[BEGIN INFORMATION SHOWN]

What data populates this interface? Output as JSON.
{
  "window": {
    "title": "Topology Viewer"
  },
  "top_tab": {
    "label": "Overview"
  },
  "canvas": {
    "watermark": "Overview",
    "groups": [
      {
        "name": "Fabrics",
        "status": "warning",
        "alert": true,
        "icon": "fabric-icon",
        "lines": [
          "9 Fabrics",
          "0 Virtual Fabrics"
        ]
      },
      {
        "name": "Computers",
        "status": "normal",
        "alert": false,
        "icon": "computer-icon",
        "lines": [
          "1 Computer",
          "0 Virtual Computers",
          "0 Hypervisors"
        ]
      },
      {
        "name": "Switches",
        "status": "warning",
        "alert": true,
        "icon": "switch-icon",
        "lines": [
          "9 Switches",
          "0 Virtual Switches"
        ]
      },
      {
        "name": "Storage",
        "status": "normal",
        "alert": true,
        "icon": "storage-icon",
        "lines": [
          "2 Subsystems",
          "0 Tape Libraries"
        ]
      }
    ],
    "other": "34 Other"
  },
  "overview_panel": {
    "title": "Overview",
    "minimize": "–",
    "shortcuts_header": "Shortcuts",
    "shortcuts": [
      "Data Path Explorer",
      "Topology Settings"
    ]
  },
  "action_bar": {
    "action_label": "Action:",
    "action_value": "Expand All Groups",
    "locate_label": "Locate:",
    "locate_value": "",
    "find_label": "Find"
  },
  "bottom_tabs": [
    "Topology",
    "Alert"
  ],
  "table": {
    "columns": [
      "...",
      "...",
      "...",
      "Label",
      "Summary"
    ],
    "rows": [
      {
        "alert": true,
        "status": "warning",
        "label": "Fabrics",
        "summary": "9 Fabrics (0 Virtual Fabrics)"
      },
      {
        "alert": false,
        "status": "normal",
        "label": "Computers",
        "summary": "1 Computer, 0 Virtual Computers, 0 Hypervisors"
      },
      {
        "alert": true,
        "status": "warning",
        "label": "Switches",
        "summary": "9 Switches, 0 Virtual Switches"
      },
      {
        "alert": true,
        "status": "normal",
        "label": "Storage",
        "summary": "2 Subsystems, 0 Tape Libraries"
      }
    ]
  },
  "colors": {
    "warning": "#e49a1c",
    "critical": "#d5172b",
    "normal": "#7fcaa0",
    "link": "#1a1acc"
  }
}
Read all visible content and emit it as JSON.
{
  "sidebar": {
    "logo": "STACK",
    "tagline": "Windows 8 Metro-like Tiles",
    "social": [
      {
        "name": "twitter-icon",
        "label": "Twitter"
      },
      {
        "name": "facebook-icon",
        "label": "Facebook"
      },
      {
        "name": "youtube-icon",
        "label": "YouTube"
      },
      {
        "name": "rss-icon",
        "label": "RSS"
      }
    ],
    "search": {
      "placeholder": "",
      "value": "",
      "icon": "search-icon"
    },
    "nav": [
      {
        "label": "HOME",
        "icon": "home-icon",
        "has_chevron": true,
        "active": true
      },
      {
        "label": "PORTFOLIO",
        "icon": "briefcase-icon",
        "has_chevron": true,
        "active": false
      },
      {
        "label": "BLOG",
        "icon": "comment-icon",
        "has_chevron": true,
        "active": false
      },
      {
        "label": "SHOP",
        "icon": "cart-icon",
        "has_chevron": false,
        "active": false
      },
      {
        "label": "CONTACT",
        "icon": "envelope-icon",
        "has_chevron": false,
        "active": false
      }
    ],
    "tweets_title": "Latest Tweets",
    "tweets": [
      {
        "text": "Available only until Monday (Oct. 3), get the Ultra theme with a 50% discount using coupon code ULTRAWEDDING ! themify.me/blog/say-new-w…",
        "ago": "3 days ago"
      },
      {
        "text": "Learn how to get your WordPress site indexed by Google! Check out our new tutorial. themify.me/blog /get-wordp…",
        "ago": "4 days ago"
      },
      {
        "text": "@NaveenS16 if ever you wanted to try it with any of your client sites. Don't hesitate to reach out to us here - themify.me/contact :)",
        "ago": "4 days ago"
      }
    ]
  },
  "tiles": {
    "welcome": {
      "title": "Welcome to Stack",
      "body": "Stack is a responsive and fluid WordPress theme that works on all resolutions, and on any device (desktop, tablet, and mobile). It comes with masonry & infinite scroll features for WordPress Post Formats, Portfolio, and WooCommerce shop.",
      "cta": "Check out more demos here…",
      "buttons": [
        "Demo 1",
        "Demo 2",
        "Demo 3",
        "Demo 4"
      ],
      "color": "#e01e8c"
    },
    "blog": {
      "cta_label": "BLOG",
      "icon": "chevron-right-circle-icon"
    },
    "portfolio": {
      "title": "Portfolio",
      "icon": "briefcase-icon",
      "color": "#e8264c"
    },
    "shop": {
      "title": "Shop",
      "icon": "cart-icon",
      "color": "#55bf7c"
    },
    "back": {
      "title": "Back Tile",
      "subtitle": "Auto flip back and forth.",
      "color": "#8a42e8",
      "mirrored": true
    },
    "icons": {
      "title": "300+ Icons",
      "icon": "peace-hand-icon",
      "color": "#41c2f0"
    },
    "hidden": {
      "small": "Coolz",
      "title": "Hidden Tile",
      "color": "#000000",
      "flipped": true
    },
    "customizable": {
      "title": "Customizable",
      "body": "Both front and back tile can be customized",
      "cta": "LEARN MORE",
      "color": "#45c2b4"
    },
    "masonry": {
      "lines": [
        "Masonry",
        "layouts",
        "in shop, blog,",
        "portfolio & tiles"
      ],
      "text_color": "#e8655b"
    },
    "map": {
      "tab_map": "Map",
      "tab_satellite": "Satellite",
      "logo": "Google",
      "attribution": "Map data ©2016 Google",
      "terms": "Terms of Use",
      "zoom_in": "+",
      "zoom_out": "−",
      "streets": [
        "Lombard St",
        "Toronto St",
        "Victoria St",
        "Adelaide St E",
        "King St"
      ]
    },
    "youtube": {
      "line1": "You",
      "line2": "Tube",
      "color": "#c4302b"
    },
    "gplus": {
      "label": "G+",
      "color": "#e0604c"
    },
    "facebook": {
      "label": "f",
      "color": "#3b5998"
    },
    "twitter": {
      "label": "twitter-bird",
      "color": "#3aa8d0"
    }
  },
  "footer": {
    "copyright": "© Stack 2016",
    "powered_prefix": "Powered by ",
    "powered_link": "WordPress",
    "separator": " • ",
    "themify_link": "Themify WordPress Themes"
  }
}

[END INFORMATION SHOWN]

Retype the entries exactly, including every line.

SOLUTION FOR THIS TASK:
What data populates this interface? Output as JSON.
{
  "window": {
    "title": "Topology Viewer"
  },
  "top_tab": {
    "label": "Overview"
  },
  "canvas": {
    "watermark": "Overview",
    "groups": [
      {
        "name": "Fabrics",
        "status": "warning",
        "alert": true,
        "icon": "fabric-icon",
        "lines": [
          "9 Fabrics",
          "0 Virtual Fabrics"
        ]
      },
      {
        "name": "Computers",
        "status": "normal",
        "alert": false,
        "icon": "computer-icon",
        "lines": [
          "1 Computer",
          "0 Virtual Computers",
          "0 Hypervisors"
        ]
      },
      {
        "name": "Switches",
        "status": "warning",
        "alert": true,
        "icon": "switch-icon",
        "lines": [
          "9 Switches",
          "0 Virtual Switches"
        ]
      },
      {
        "name": "Storage",
        "status": "normal",
        "alert": true,
        "icon": "storage-icon",
        "lines": [
          "2 Subsystems",
          "0 Tape Libraries"
        ]
      }
    ],
    "other": "34 Other"
  },
  "overview_panel": {
    "title": "Overview",
    "minimize": "–",
    "shortcuts_header": "Shortcuts",
    "shortcuts": [
      "Data Path Explorer",
      "Topology Settings"
    ]
  },
  "action_bar": {
    "action_label": "Action:",
    "action_value": "Expand All Groups",
    "locate_label": "Locate:",
    "locate_value": "",
    "find_label": "Find"
  },
  "bottom_tabs": [
    "Topology",
    "Alert"
  ],
  "table": {
    "columns": [
      "...",
      "...",
      "...",
      "Label",
      "Summary"
    ],
    "rows": [
      {
        "alert": true,
        "status": "warning",
        "label": "Fabrics",
        "summary": "9 Fabrics (0 Virtual Fabrics)"
      },
      {
        "alert": false,
        "status": "normal",
        "label": "Computers",
        "summary": "1 Computer, 0 Virtual Computers, 0 Hypervisors"
      },
      {
        "alert": true,
        "status": "warning",
        "label": "Switches",
        "summary": "9 Switches, 0 Virtual Switches"
      },
      {
        "alert": true,
        "status": "normal",
        "label": "Storage",
        "summary": "2 Subsystems, 0 Tape Libraries"
      }
    ]
  },
  "colors": {
    "warning": "#e49a1c",
    "critical": "#d5172b",
    "normal": "#7fcaa0",
    "link": "#1a1acc"
  }
}
Read all visible content and emit it as JSON.
{
  "sidebar": {
    "logo": "STACK",
    "tagline": "Windows 8 Metro-like Tiles",
    "social": [
      {
        "name": "twitter-icon",
        "label": "Twitter"
      },
      {
        "name": "facebook-icon",
        "label": "Facebook"
      },
      {
        "name": "youtube-icon",
        "label": "YouTube"
      },
      {
        "name": "rss-icon",
        "label": "RSS"
      }
    ],
    "search": {
      "placeholder": "",
      "value": "",
      "icon": "search-icon"
    },
    "nav": [
      {
        "label": "HOME",
        "icon": "home-icon",
        "has_chevron": true,
        "active": true
      },
      {
        "label": "PORTFOLIO",
        "icon": "briefcase-icon",
        "has_chevron": true,
        "active": false
      },
      {
        "label": "BLOG",
        "icon": "comment-icon",
        "has_chevron": true,
        "active": false
      },
      {
        "label": "SHOP",
        "icon": "cart-icon",
        "has_chevron": false,
        "active": false
      },
      {
        "label": "CONTACT",
        "icon": "envelope-icon",
        "has_chevron": false,
        "active": false
      }
    ],
    "tweets_title": "Latest Tweets",
    "tweets": [
      {
        "text": "Available only until Monday (Oct. 3), get the Ultra theme with a 50% discount using coupon code ULTRAWEDDING ! themify.me/blog/say-new-w…",
        "ago": "3 days ago"
      },
      {
        "text": "Learn how to get your WordPress site indexed by Google! Check out our new tutorial. themify.me/blog /get-wordp…",
        "ago": "4 days ago"
      },
      {
        "text": "@NaveenS16 if ever you wanted to try it with any of your client sites. Don't hesitate to reach out to us here - themify.me/contact :)",
        "ago": "4 days ago"
      }
    ]
  },
  "tiles": {
    "welcome": {
      "title": "Welcome to Stack",
      "body": "Stack is a responsive and fluid WordPress theme that works on all resolutions, and on any device (desktop, tablet, and mobile). It comes with masonry & infinite scroll features for WordPress Post Formats, Portfolio, and WooCommerce shop.",
      "cta": "Check out more demos here…",
      "buttons": [
        "Demo 1",
        "Demo 2",
        "Demo 3",
        "Demo 4"
      ],
      "color": "#e01e8c"
    },
    "blog": {
      "cta_label": "BLOG",
      "icon": "chevron-right-circle-icon"
    },
    "portfolio": {
      "title": "Portfolio",
      "icon": "briefcase-icon",
      "color": "#e8264c"
    },
    "shop": {
      "title": "Shop",
      "icon": "cart-icon",
      "color": "#55bf7c"
    },
    "back": {
      "title": "Back Tile",
      "subtitle": "Auto flip back and forth.",
      "color": "#8a42e8",
      "mirrored": true
    },
    "icons": {
      "title": "300+ Icons",
      "icon": "peace-hand-icon",
      "color": "#41c2f0"
    },
    "hidden": {
      "small": "Coolz",
      "title": "Hidden Tile",
      "color": "#000000",
      "flipped": true
    },
    "customizable": {
      "title": "Customizable",
      "body": "Both front and back tile can be customized",
      "cta": "LEARN MORE",
      "color": "#45c2b4"
    },
    "masonry": {
      "lines": [
        "Masonry",
        "layouts",
        "in shop, blog,",
        "portfolio & tiles"
      ],
      "text_color": "#e8655b"
    },
    "map": {
      "tab_map": "Map",
      "tab_satellite": "Satellite",
      "logo": "Google",
      "attribution": "Map data ©2016 Google",
      "terms": "Terms of Use",
      "zoom_in": "+",
      "zoom_out": "−",
      "streets": [
        "Lombard St",
        "Toronto St",
        "Victoria St",
        "Adelaide St E",
        "King St"
      ]
    },
    "youtube": {
      "line1": "You",
      "line2": "Tube",
      "color": "#c4302b"
    },
    "gplus": {
      "label": "G+",
      "color": "#e0604c"
    },
    "facebook": {
      "label": "f",
      "color": "#3b5998"
    },
    "twitter": {
      "label": "twitter-bird",
      "color": "#3aa8d0"
    }
  },
  "footer": {
    "copyright": "© Stack 2016",
    "powered_prefix": "Powered by ",
    "powered_link": "WordPress",
    "separator": " • ",
    "themify_link": "Themify WordPress Themes"
  }
}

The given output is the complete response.